### WORK TO DO
Wherever the word "xlabel" appears in a line, copy that line.

Items from a data source:
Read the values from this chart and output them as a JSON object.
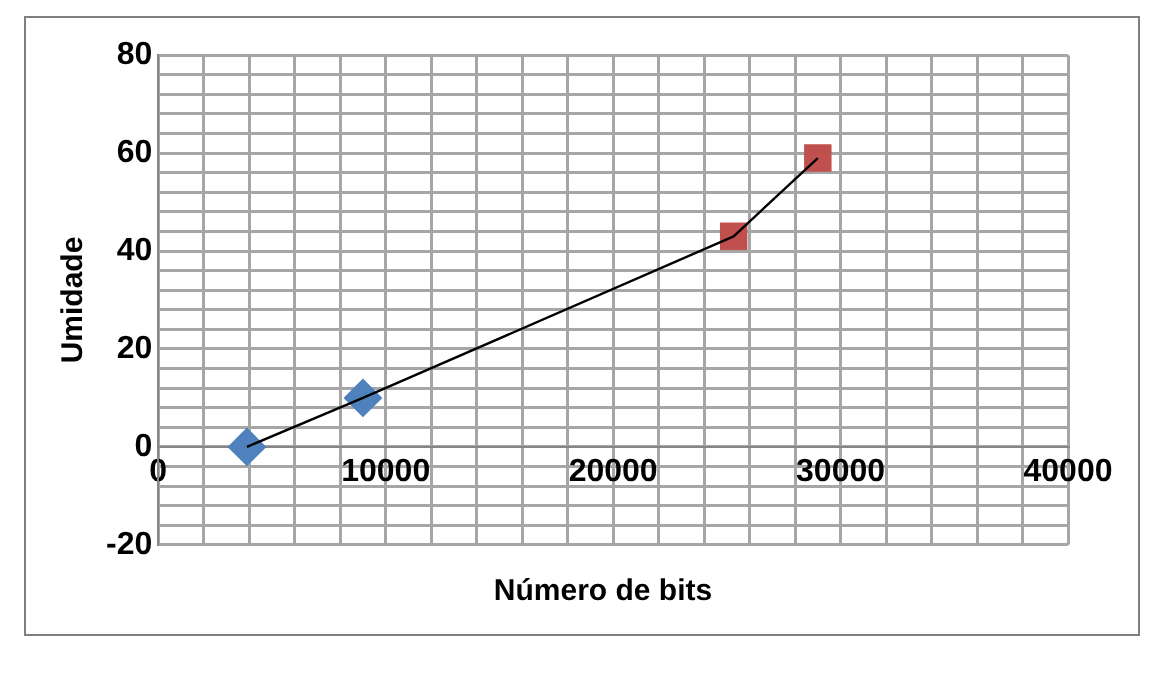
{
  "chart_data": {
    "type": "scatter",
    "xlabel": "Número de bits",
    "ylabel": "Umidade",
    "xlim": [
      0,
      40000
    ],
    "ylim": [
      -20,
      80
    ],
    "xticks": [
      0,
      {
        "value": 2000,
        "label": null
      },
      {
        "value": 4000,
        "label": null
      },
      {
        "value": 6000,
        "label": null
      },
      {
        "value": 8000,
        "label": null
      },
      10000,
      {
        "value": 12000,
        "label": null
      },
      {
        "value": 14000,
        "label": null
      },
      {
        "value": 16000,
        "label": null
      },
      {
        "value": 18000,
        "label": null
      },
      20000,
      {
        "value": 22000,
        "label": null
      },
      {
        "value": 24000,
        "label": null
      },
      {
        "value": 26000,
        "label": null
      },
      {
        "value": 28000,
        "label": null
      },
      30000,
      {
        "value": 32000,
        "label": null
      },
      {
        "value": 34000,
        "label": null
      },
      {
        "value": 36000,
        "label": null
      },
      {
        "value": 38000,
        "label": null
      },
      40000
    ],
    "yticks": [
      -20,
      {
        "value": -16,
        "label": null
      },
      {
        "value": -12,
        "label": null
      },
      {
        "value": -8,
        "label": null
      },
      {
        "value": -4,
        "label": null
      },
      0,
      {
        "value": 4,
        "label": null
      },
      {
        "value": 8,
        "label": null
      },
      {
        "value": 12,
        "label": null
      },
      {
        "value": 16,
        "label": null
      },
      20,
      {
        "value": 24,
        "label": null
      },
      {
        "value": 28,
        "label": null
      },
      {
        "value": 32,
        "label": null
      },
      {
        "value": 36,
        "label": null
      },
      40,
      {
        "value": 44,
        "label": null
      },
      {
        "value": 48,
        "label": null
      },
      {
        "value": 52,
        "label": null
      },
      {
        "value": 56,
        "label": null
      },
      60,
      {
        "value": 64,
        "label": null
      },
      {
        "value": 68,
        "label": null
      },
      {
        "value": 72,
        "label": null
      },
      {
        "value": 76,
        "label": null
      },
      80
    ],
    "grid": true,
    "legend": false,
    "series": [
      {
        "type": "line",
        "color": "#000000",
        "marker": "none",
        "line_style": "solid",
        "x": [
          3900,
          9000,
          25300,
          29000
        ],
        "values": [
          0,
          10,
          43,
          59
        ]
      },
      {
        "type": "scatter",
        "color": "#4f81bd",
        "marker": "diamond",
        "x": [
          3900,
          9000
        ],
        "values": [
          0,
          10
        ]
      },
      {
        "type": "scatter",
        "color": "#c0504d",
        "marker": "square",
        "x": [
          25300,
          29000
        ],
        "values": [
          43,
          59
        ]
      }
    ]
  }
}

...

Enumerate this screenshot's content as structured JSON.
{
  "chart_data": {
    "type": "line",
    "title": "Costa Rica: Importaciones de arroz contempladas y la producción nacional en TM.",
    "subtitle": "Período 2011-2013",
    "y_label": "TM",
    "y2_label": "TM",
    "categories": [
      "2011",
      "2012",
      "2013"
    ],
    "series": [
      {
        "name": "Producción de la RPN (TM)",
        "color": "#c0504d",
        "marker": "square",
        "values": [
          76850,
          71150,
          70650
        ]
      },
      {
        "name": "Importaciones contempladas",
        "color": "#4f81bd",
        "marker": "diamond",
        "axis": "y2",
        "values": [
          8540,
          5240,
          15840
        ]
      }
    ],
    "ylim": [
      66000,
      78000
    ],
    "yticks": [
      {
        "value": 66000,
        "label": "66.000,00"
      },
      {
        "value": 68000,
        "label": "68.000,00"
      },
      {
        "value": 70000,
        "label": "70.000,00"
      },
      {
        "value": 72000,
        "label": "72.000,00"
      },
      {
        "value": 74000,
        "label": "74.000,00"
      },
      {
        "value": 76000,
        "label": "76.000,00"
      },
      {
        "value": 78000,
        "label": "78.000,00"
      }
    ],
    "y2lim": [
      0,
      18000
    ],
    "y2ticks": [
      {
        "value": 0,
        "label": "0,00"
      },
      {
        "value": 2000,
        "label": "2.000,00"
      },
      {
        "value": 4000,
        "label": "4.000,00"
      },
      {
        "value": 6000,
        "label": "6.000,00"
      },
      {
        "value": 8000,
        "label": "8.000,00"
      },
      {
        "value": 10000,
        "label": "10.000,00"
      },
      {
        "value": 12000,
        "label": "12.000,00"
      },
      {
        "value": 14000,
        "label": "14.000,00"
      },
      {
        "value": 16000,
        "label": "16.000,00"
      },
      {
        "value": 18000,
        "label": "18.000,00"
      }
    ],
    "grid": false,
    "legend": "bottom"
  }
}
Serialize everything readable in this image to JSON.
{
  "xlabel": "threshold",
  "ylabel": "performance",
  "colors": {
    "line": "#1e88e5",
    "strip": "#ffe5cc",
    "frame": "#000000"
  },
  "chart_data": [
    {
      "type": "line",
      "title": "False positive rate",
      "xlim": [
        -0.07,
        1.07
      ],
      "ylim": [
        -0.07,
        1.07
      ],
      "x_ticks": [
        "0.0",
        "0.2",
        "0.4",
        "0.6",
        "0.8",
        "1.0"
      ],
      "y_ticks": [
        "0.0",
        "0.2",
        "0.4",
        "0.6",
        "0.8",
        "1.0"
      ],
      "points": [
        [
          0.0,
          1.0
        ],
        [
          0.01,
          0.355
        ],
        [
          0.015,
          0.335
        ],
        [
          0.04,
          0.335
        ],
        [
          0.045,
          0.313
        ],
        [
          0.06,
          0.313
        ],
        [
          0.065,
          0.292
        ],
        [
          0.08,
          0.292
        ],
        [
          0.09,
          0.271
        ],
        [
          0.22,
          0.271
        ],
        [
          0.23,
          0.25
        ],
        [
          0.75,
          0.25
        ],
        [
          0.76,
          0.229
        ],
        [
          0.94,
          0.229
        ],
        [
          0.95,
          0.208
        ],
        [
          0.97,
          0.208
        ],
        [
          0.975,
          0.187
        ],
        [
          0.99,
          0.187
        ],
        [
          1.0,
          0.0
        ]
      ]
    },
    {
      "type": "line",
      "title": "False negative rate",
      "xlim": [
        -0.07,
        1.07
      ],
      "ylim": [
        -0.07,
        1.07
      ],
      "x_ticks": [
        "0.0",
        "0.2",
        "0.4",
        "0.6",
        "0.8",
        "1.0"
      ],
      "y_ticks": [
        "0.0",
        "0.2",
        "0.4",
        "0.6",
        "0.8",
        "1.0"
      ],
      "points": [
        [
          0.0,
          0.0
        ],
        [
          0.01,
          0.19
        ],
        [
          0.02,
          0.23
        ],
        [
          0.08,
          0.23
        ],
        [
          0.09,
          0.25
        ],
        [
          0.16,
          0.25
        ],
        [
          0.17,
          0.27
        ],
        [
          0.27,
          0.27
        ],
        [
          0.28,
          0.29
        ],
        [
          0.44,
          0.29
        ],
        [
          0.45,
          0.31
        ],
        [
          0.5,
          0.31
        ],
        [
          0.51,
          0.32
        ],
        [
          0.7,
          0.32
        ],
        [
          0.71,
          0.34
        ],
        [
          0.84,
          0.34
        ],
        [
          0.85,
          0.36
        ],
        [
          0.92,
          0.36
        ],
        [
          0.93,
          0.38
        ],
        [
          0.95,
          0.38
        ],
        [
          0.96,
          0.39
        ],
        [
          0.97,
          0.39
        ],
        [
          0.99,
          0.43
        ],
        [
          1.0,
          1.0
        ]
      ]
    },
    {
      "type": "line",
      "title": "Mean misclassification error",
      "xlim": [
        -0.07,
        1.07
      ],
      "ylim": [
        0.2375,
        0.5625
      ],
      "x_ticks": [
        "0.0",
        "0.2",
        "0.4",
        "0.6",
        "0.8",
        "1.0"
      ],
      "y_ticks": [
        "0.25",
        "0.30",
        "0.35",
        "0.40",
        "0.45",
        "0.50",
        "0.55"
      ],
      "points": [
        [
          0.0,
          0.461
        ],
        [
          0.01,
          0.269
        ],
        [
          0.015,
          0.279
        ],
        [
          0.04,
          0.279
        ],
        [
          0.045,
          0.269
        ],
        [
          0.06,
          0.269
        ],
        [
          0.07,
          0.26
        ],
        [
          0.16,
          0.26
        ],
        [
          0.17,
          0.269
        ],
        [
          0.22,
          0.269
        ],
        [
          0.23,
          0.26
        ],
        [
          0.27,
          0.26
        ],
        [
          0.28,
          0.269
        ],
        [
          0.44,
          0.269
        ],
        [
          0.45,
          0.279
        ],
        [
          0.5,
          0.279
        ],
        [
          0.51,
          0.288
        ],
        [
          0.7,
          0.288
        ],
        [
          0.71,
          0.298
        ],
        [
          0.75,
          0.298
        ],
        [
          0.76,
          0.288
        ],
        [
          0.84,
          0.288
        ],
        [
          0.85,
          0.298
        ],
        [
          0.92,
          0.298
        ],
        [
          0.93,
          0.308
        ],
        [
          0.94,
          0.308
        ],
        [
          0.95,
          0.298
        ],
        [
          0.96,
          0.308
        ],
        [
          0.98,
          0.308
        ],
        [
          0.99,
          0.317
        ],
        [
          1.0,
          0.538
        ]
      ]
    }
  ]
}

### RIGHT ANSWER
    "xlabel": "Número de bits",
  "xlabel": "threshold",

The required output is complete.